Retype all of the data. Every line must match exactly.

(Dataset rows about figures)
## BEGIN

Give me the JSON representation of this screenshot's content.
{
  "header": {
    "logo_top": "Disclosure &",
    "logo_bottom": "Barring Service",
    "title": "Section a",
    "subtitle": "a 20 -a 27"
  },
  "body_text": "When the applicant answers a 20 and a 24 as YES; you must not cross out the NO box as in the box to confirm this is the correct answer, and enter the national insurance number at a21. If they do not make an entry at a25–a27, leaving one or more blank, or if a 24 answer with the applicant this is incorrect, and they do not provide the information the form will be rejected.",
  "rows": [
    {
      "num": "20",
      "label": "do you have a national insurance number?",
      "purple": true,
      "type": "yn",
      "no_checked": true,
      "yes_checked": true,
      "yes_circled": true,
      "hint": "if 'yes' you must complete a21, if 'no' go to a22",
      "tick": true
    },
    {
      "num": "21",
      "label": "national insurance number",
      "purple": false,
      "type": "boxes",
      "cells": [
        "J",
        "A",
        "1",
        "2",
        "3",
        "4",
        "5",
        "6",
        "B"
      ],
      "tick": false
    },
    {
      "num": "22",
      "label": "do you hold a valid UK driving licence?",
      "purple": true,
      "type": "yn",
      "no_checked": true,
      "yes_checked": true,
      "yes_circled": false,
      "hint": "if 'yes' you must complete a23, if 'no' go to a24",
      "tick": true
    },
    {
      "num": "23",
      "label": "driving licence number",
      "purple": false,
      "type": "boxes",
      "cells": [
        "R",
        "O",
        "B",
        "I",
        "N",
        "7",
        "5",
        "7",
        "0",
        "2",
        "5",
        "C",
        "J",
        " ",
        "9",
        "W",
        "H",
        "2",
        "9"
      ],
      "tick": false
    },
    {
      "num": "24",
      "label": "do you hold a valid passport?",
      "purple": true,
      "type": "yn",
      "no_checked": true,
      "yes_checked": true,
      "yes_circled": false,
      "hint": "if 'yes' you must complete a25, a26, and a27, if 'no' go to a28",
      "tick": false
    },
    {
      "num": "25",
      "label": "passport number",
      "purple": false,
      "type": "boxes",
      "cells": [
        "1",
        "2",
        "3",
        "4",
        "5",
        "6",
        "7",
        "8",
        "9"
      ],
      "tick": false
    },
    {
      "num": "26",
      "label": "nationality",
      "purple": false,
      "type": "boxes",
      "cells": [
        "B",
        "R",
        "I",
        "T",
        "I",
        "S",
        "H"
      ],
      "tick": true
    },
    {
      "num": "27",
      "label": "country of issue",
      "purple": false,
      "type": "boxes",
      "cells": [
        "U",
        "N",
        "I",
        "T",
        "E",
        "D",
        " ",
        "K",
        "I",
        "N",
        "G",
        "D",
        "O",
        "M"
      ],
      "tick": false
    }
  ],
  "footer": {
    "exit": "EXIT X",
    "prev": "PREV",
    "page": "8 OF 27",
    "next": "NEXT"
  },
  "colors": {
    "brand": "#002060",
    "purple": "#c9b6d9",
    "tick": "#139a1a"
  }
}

## END

TASK ANSWER
Give me the JSON representation of this screenshot's content.
{
  "header": {
    "logo_top": "Disclosure &",
    "logo_bottom": "Barring Service",
    "title": "Section a",
    "subtitle": "a 20 -a 27"
  },
  "body_text": "When the applicant answers a 20 and a 24 as YES; you must not cross out the NO box as in the box to confirm this is the correct answer, and enter the national insurance number at a21. If they do not make an entry at a25–a27, leaving one or more blank, or if a 24 answer with the applicant this is incorrect, and they do not provide the information the form will be rejected.",
  "rows": [
    {
      "num": "20",
      "label": "do you have a national insurance number?",
      "purple": true,
      "type": "yn",
      "no_checked": true,
      "yes_checked": true,
      "yes_circled": true,
      "hint": "if 'yes' you must complete a21, if 'no' go to a22",
      "tick": true
    },
    {
      "num": "21",
      "label": "national insurance number",
      "purple": false,
      "type": "boxes",
      "cells": [
        "J",
        "A",
        "1",
        "2",
        "3",
        "4",
        "5",
        "6",
        "B"
      ],
      "tick": false
    },
    {
      "num": "22",
      "label": "do you hold a valid UK driving licence?",
      "purple": true,
      "type": "yn",
      "no_checked": true,
      "yes_checked": true,
      "yes_circled": false,
      "hint": "if 'yes' you must complete a23, if 'no' go to a24",
      "tick": true
    },
    {
      "num": "23",
      "label": "driving licence number",
      "purple": false,
      "type": "boxes",
      "cells": [
        "R",
        "O",
        "B",
        "I",
        "N",
        "7",
        "5",
        "7",
        "0",
        "2",
        "5",
        "C",
        "J",
        " ",
        "9",
        "W",
        "H",
        "2",
        "9"
      ],
      "tick": false
    },
    {
      "num": "24",
      "label": "do you hold a valid passport?",
      "purple": true,
      "type": "yn",
      "no_checked": true,
      "yes_checked": true,
      "yes_circled": false,
      "hint": "if 'yes' you must complete a25, a26, and a27, if 'no' go to a28",
      "tick": false
    },
    {
      "num": "25",
      "label": "passport number",
      "purple": false,
      "type": "boxes",
      "cells": [
        "1",
        "2",
        "3",
        "4",
        "5",
        "6",
        "7",
        "8",
        "9"
      ],
      "tick": false
    },
    {
      "num": "26",
      "label": "nationality",
      "purple": false,
      "type": "boxes",
      "cells": [
        "B",
        "R",
        "I",
        "T",
        "I",
        "S",
        "H"
      ],
      "tick": true
    },
    {
      "num": "27",
      "label": "country of issue",
      "purple": false,
      "type": "boxes",
      "cells": [
        "U",
        "N",
        "I",
        "T",
        "E",
        "D",
        " ",
        "K",
        "I",
        "N",
        "G",
        "D",
        "O",
        "M"
      ],
      "tick": false
    }
  ],
  "footer": {
    "exit": "EXIT X",
    "prev": "PREV",
    "page": "8 OF 27",
    "next": "NEXT"
  },
  "colors": {
    "brand": "#002060",
    "purple": "#c9b6d9",
    "tick": "#139a1a"
  }
}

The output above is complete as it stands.